## Task brief
Return all lines with the word "items" in them.

## Data entries
○ ○ ○ ○

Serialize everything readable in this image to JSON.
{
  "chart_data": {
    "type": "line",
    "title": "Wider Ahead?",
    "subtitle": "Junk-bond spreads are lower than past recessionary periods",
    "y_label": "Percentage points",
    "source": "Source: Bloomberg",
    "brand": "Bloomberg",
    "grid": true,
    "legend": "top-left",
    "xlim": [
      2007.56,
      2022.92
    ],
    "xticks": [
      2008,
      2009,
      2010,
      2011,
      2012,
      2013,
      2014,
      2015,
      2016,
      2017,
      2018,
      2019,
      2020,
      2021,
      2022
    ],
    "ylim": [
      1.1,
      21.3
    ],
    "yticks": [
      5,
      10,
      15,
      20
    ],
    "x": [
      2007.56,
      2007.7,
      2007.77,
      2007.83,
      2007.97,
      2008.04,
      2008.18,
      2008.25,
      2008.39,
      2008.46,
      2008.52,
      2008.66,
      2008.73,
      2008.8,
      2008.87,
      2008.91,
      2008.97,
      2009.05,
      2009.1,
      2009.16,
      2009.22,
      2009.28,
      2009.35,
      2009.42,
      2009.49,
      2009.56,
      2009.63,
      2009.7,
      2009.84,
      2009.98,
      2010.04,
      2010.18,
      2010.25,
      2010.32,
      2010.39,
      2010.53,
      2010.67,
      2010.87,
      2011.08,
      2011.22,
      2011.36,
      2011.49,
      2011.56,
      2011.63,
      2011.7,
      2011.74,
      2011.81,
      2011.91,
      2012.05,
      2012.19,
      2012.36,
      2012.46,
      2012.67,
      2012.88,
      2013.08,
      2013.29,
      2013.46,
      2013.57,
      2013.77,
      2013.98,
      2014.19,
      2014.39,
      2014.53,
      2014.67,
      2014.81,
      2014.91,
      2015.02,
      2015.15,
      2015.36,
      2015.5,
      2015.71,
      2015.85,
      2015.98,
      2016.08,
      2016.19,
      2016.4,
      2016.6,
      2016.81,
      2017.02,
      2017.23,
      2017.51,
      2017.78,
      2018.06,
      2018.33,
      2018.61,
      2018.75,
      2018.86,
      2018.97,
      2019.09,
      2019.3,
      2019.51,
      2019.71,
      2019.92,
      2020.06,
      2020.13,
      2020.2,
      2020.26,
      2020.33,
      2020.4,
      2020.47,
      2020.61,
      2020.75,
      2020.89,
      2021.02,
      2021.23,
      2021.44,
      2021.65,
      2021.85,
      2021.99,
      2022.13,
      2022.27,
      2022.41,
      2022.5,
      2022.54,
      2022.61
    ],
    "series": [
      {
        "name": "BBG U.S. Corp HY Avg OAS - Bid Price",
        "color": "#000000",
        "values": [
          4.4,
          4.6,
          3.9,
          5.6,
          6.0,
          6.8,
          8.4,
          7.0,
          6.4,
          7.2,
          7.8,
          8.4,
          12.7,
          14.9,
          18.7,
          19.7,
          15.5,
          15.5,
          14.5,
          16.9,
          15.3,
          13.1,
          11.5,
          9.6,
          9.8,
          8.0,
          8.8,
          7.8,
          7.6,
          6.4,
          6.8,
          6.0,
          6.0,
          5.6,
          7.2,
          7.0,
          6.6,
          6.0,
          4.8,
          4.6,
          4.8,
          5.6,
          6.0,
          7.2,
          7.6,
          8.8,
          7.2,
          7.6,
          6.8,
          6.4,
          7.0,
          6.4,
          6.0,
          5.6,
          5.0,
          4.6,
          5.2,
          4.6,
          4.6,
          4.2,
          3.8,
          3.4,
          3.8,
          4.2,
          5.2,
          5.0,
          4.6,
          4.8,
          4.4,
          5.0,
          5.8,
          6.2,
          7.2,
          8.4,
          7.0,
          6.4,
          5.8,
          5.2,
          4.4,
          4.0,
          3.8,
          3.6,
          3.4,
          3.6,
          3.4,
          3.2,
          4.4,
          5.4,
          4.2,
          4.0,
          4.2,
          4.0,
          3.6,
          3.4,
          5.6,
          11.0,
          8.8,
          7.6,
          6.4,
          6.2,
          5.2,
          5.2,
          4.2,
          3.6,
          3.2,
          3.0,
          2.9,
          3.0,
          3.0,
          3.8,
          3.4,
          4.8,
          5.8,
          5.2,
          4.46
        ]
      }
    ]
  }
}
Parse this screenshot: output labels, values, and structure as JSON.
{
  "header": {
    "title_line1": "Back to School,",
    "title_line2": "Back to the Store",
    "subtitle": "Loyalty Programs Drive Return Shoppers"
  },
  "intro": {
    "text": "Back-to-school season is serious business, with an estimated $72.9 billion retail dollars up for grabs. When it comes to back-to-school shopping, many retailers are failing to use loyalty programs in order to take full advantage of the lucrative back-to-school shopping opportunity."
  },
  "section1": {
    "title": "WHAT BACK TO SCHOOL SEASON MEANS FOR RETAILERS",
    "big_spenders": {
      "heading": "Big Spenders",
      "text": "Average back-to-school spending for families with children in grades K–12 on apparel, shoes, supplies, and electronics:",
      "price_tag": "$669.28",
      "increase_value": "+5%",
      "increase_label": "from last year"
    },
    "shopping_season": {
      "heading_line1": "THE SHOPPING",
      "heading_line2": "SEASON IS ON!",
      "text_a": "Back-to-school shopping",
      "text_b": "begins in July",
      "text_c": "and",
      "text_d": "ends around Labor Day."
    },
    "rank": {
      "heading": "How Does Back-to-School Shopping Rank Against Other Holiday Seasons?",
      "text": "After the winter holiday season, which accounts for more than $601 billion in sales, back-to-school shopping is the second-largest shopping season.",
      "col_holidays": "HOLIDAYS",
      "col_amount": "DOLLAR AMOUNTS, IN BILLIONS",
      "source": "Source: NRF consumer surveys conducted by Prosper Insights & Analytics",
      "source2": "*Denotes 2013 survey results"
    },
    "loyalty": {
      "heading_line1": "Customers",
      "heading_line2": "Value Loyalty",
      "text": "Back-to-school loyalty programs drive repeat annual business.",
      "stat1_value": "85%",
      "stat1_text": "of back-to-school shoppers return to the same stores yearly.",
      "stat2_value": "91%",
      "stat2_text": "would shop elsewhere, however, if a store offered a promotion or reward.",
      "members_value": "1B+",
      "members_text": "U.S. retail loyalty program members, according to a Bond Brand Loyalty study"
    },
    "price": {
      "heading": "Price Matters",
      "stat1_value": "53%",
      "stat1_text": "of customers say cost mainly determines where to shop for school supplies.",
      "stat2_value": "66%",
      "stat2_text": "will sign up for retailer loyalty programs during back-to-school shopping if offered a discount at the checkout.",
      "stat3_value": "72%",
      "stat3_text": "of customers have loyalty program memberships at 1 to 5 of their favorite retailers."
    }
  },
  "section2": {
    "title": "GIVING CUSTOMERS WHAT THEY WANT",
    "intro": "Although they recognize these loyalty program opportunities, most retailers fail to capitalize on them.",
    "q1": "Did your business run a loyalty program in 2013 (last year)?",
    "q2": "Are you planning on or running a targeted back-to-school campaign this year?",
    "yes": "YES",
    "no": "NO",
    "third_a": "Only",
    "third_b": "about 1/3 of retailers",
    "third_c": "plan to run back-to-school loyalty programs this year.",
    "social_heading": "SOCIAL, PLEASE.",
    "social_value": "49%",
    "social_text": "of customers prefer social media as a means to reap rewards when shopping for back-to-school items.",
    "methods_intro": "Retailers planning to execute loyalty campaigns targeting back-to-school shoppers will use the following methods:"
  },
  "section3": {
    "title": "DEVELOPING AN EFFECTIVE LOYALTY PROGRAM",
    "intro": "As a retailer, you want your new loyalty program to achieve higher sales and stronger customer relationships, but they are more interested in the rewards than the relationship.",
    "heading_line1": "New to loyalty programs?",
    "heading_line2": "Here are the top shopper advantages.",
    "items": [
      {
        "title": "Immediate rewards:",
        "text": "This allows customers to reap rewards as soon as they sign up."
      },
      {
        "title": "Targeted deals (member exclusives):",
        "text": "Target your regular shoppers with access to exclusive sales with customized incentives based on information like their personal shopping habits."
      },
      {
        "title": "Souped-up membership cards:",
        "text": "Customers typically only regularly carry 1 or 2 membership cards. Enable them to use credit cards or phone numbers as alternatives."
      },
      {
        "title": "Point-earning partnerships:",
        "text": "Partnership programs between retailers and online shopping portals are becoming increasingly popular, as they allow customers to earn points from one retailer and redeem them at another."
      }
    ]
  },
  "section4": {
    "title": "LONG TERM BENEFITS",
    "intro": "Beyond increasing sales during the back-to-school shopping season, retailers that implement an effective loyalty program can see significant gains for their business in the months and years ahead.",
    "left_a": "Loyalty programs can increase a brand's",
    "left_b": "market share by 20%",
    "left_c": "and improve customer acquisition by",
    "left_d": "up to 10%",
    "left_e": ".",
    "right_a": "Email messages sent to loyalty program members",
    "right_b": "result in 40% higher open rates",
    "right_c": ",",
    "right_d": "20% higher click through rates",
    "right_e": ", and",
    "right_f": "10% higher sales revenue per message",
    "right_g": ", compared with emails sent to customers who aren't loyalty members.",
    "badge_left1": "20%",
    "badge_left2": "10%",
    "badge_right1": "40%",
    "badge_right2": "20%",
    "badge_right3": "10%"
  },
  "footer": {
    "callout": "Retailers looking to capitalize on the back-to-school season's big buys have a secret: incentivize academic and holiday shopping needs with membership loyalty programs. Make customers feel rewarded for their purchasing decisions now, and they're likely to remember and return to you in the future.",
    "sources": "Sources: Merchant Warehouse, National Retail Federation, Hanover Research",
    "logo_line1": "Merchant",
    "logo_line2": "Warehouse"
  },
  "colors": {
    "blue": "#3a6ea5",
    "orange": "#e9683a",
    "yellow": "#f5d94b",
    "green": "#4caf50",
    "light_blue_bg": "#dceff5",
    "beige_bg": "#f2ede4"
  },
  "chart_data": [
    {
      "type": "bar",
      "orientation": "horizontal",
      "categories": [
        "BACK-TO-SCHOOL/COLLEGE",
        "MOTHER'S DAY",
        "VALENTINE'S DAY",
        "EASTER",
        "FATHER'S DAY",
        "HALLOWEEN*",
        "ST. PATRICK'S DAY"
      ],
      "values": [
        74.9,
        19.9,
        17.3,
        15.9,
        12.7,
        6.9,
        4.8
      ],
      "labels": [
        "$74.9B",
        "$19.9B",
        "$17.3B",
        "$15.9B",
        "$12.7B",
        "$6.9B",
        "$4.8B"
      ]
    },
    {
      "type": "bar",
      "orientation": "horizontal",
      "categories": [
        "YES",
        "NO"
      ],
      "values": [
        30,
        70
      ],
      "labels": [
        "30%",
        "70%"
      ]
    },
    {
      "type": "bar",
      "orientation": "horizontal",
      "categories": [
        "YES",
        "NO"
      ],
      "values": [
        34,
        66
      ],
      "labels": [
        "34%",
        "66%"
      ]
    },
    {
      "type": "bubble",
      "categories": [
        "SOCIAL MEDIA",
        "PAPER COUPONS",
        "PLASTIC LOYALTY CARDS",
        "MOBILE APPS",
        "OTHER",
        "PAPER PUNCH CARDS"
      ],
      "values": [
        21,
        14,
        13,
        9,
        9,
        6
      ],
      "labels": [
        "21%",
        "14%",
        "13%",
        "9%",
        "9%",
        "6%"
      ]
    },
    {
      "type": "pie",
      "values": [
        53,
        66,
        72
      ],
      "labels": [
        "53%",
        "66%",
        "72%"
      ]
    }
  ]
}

○ ○ ○ ○

## Written answer
    "social_text": "of customers prefer social media as a means to reap rewards when shopping for back-to-school items.",
    "items": [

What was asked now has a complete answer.